● **EXERCISE BRIEF**:
What lines of the data include the string "vehicula"? Copy them all.

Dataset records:

▼

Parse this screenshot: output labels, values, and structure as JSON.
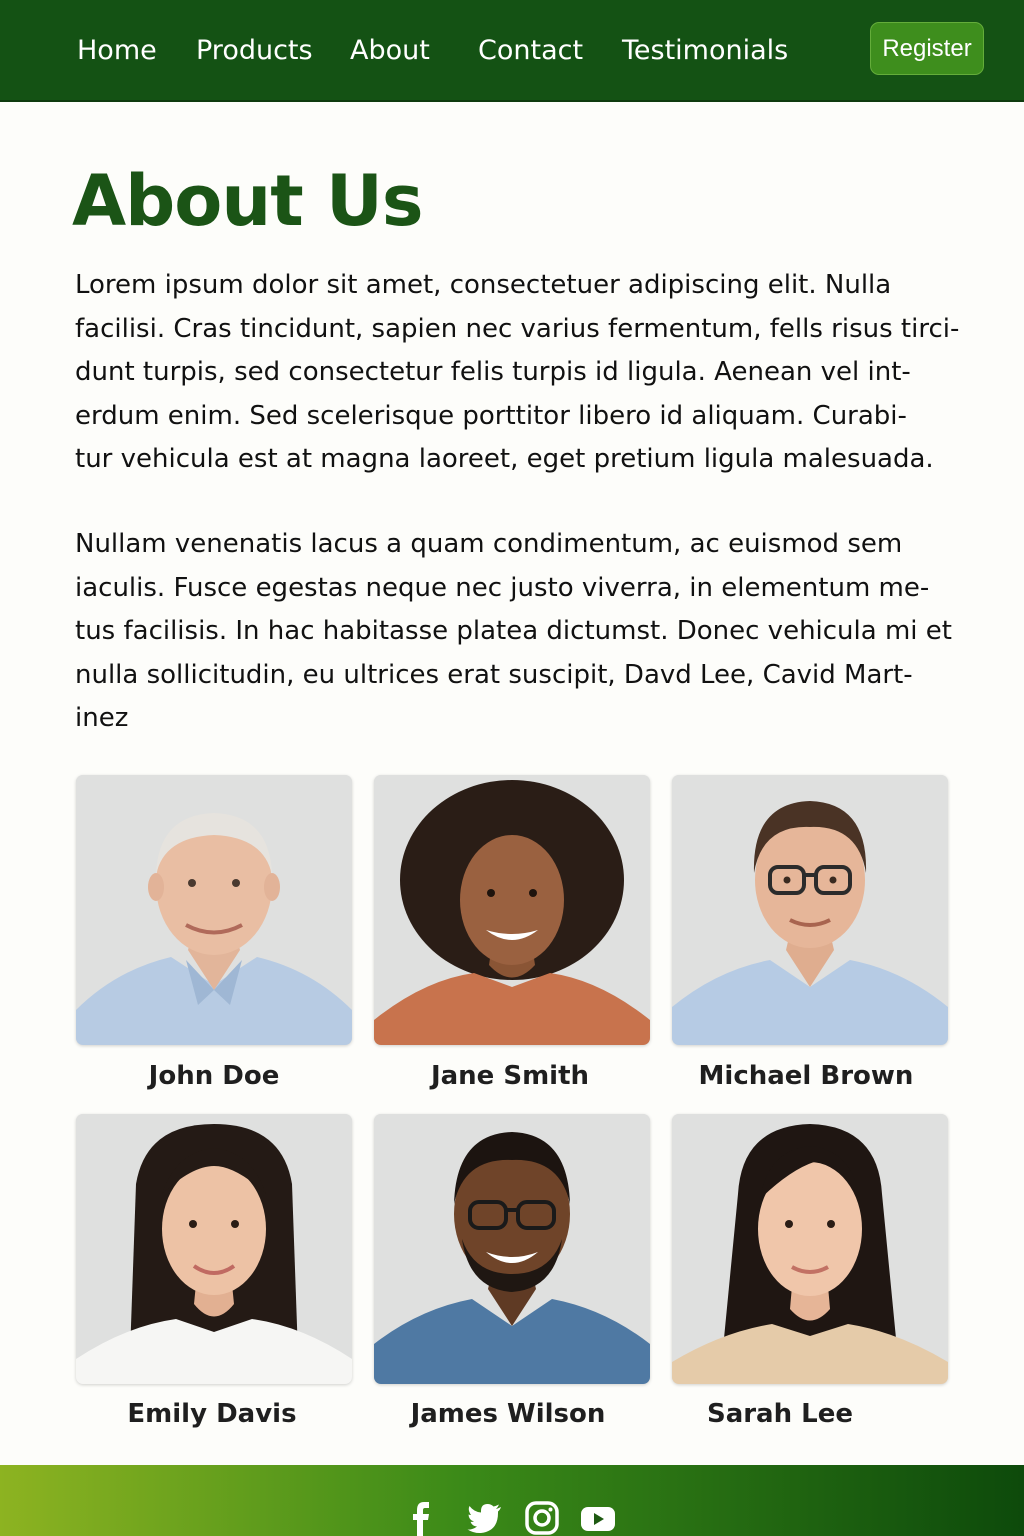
{
  "nav": {
    "items": [
      {
        "label": "Home"
      },
      {
        "label": "Products"
      },
      {
        "label": "About"
      },
      {
        "label": "Contact"
      },
      {
        "label": "Testimonials"
      }
    ],
    "register_label": "Register"
  },
  "colors": {
    "header_bg": "#145214",
    "accent_button": "#3e8e1d",
    "title_green": "#1b5416",
    "footer_gradient": [
      "#8db321",
      "#3b8a18",
      "#0d4a0b"
    ]
  },
  "main": {
    "title": "About Us",
    "paragraph1_lines": [
      "Lorem ipsum dolor sit amet, consectetuer adipiscing elit. Nulla",
      "facilisi. Cras tincidunt, sapien nec varius fermentum, fells risus tirci-",
      "dunt turpis, sed consectetur felis turpis id ligula. Aenean vel int-",
      "erdum enim. Sed scelerisque porttitor libero id aliquam. Curabi-",
      "tur vehicula est at magna laoreet, eget pretium ligula malesuada."
    ],
    "paragraph2_lines": [
      "Nullam venenatis lacus a quam condimentum, ac euismod sem",
      "iaculis. Fusce egestas neque nec justo viverra, in elementum me-",
      "tus facilisis. In hac habitasse platea dictumst. Donec vehicula mi et",
      "nulla sollicitudin, eu ultrices erat suscipit, Davd Lee, Cavid Mart-",
      "inez"
    ]
  },
  "team": [
    {
      "name": "John Doe"
    },
    {
      "name": "Jane Smith"
    },
    {
      "name": "Michael Brown"
    },
    {
      "name": "Emily Davis"
    },
    {
      "name": "James Wilson"
    },
    {
      "name": "Sarah Lee"
    }
  ],
  "footer": {
    "social_icons": [
      "facebook-icon",
      "twitter-icon",
      "instagram-icon",
      "youtube-icon"
    ]
  }
}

▲

● **TASK ANSWER**:
      "tur vehicula est at magna laoreet, eget pretium ligula malesuada."
      "tus facilisis. In hac habitasse platea dictumst. Donec vehicula mi et",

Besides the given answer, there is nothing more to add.